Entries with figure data

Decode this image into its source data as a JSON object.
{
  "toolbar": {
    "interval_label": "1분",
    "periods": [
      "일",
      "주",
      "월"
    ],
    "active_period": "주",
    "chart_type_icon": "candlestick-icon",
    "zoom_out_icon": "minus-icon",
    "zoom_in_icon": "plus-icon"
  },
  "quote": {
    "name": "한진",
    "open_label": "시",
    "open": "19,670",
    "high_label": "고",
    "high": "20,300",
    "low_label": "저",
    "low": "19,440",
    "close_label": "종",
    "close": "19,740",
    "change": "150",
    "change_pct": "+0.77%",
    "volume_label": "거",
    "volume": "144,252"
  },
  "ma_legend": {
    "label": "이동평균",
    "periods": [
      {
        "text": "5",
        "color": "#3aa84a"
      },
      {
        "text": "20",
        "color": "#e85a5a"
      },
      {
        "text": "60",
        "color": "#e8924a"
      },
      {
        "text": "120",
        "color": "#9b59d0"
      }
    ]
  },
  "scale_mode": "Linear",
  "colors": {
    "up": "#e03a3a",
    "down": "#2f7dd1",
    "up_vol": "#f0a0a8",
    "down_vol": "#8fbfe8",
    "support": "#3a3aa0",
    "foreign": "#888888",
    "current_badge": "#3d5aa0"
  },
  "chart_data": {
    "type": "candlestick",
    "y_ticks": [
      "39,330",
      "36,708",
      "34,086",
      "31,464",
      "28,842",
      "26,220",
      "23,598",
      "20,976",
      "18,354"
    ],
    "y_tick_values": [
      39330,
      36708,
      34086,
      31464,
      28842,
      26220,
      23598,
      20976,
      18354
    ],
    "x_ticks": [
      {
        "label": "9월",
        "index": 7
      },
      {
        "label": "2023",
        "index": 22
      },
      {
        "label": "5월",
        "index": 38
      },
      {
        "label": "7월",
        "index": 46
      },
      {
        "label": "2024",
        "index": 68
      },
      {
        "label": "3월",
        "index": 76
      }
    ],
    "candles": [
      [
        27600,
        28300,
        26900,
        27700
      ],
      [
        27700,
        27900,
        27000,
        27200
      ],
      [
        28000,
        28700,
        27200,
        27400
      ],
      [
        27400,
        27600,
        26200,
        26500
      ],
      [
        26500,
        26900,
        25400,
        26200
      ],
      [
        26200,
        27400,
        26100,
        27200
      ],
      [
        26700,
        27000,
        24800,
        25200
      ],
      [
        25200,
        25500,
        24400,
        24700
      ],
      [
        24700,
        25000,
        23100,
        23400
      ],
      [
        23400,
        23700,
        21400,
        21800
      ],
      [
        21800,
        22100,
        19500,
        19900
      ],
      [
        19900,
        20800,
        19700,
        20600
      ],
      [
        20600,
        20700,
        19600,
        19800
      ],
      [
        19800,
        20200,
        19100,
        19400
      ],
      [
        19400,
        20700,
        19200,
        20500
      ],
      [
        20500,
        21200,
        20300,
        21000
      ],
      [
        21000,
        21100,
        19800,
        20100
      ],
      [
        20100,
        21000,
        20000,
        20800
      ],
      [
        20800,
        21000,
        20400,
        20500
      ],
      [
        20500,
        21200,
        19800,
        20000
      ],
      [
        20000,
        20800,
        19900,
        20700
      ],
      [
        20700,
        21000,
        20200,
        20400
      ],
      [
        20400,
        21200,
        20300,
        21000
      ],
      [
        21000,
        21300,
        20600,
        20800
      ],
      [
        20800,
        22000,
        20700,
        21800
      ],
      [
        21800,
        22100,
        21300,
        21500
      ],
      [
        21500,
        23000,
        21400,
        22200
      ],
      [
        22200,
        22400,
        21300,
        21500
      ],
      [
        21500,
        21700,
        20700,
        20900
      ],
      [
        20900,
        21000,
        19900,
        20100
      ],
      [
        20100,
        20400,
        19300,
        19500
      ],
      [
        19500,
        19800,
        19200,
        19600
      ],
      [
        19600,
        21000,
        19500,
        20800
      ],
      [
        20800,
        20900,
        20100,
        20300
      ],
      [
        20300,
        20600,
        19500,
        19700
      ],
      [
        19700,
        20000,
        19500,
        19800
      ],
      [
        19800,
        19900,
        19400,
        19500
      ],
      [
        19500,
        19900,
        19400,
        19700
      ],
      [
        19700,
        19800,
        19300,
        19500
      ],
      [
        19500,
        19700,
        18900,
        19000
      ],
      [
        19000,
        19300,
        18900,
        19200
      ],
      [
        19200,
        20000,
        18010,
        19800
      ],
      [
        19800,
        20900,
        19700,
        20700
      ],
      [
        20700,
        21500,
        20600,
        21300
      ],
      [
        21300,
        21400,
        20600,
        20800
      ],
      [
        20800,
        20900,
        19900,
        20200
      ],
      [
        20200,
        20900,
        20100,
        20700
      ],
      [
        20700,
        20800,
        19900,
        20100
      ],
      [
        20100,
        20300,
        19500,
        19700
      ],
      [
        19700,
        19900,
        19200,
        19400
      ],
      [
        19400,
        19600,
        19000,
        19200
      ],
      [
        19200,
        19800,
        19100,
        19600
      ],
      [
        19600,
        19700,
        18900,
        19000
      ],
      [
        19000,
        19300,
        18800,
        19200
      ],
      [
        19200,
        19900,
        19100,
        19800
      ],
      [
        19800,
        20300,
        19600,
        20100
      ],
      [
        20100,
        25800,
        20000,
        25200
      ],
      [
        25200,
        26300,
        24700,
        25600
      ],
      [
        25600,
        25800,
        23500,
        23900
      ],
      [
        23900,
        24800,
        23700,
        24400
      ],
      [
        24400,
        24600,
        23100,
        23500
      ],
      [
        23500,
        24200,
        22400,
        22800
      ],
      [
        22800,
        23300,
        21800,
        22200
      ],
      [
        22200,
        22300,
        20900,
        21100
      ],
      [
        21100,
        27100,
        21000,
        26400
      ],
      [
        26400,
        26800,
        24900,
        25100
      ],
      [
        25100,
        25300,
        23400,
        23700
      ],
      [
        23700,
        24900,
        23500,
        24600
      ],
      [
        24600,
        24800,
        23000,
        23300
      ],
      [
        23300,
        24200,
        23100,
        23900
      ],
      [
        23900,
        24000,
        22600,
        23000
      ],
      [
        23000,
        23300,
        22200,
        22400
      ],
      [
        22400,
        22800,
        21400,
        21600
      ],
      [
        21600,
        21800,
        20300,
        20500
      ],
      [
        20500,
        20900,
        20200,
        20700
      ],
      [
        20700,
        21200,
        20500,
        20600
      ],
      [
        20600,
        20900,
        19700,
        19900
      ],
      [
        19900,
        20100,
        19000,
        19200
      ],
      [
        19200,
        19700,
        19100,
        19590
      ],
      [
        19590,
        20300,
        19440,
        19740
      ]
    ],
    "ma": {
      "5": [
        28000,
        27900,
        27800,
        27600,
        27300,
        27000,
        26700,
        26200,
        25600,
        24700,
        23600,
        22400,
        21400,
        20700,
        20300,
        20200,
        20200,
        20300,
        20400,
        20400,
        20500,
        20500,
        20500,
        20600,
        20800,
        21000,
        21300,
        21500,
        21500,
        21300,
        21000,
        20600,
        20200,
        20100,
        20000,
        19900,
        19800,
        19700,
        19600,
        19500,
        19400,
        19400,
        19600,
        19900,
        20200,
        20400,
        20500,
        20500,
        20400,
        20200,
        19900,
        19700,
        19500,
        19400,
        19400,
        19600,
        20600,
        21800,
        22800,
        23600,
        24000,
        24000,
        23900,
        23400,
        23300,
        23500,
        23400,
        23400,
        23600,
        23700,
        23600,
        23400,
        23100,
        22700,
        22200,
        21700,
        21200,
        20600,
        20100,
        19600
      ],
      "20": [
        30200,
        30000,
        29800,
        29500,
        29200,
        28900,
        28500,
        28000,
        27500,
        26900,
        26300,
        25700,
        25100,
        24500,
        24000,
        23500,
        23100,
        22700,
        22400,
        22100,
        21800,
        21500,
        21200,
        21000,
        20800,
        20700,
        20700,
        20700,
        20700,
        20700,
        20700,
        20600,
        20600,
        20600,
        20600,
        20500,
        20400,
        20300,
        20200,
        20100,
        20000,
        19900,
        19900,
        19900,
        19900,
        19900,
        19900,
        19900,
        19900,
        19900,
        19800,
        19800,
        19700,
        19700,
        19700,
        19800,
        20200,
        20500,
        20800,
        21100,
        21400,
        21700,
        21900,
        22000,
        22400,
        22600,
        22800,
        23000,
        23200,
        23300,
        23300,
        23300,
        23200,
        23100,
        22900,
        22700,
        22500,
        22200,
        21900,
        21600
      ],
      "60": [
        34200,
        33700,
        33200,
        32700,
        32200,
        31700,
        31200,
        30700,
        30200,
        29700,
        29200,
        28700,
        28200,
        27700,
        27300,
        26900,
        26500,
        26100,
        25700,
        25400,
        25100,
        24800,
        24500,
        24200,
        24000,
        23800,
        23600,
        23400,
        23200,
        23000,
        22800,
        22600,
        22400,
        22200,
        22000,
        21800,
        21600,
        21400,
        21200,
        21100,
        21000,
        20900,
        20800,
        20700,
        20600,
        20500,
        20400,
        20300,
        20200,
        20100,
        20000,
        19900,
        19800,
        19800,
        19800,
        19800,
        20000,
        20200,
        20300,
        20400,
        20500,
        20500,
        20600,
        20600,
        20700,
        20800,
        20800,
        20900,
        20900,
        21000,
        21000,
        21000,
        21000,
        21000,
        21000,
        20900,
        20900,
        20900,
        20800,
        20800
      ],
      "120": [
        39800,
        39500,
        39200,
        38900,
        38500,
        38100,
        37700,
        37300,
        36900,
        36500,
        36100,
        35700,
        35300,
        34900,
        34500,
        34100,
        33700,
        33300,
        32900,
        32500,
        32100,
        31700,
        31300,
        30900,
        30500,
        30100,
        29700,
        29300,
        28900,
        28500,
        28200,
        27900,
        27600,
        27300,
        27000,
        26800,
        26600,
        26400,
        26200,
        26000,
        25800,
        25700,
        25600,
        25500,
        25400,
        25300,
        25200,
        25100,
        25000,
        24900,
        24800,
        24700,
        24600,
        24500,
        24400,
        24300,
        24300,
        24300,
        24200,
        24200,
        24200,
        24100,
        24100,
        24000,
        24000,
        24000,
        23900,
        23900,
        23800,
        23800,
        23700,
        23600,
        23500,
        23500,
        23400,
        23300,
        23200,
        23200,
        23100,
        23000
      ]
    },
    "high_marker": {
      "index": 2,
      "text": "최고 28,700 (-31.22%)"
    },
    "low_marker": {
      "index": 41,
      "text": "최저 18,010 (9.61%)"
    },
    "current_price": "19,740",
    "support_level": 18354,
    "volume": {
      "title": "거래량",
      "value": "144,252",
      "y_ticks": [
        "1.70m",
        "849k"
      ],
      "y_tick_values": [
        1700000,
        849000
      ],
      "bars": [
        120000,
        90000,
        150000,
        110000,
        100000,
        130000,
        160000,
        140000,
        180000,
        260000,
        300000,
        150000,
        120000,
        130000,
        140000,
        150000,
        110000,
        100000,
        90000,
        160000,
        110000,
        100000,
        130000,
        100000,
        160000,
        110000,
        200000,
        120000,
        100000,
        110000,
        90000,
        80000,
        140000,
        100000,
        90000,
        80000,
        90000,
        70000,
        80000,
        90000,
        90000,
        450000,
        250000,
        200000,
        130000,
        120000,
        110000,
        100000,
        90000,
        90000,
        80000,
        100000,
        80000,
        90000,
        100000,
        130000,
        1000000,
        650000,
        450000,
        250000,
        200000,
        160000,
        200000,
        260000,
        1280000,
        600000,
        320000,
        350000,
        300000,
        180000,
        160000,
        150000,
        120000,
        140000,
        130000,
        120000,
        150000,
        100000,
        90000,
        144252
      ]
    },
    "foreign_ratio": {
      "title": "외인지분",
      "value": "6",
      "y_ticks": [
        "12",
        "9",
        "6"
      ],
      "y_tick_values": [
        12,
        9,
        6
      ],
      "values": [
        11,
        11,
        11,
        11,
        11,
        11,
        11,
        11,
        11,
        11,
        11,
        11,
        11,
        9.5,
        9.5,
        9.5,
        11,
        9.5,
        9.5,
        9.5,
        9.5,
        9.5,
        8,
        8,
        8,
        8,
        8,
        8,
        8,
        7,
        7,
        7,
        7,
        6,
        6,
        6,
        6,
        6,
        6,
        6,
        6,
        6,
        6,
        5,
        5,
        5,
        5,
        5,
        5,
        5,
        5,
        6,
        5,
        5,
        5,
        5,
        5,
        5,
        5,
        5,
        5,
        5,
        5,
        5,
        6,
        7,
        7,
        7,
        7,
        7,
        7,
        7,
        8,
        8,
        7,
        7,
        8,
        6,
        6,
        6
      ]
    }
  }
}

DIRECTIONS FOR THIS TASK: Report only how many lines in the records contain the word "icon".

RESPONSE TO THE TASK: 3